PROMPT:
Write the records below out again exactly as given, with no images.

EXERCISE MATERIAL:

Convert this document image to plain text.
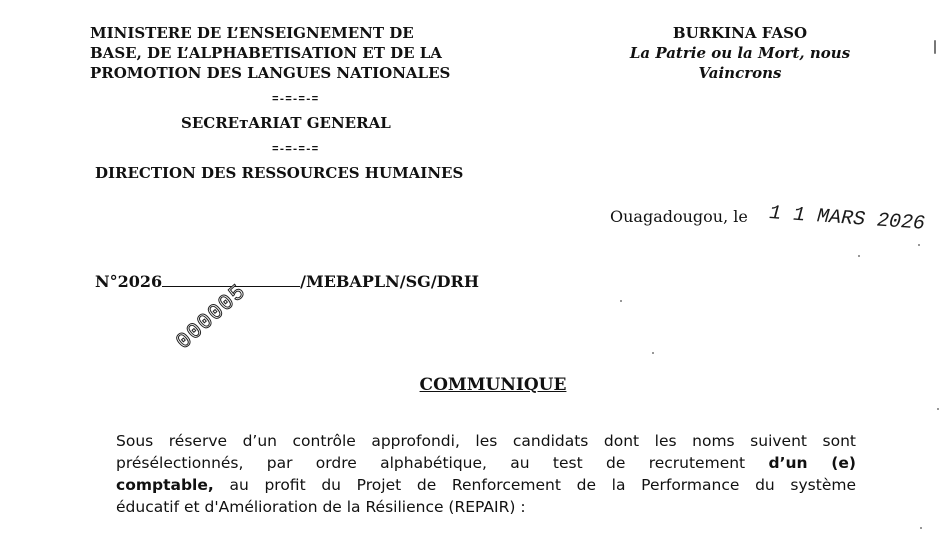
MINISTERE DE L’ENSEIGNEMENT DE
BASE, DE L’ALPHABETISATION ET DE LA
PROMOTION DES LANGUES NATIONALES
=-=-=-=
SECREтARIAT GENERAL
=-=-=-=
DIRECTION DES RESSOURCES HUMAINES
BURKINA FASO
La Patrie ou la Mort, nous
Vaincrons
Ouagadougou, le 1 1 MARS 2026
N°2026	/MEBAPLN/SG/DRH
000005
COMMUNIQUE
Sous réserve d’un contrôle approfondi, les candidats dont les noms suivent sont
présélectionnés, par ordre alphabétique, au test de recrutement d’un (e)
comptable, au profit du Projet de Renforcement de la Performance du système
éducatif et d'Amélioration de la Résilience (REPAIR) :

RESULT:
Convert this document image to plain text.
MINISTERE DE L’ENSEIGNEMENT DE
BASE, DE L’ALPHABETISATION ET DE LA
PROMOTION DES LANGUES NATIONALES
=-=-=-=
SECREтARIAT GENERAL
=-=-=-=
DIRECTION DES RESSOURCES HUMAINES
BURKINA FASO
La Patrie ou la Mort, nous
Vaincrons
Ouagadougou, le 1 1 MARS 2026
N°2026	/MEBAPLN/SG/DRH
000005
COMMUNIQUE
Sous réserve d’un contrôle approfondi, les candidats dont les noms suivent sont
présélectionnés, par ordre alphabétique, au test de recrutement d’un (e)
comptable, au profit du Projet de Renforcement de la Performance du système
éducatif et d'Amélioration de la Résilience (REPAIR) :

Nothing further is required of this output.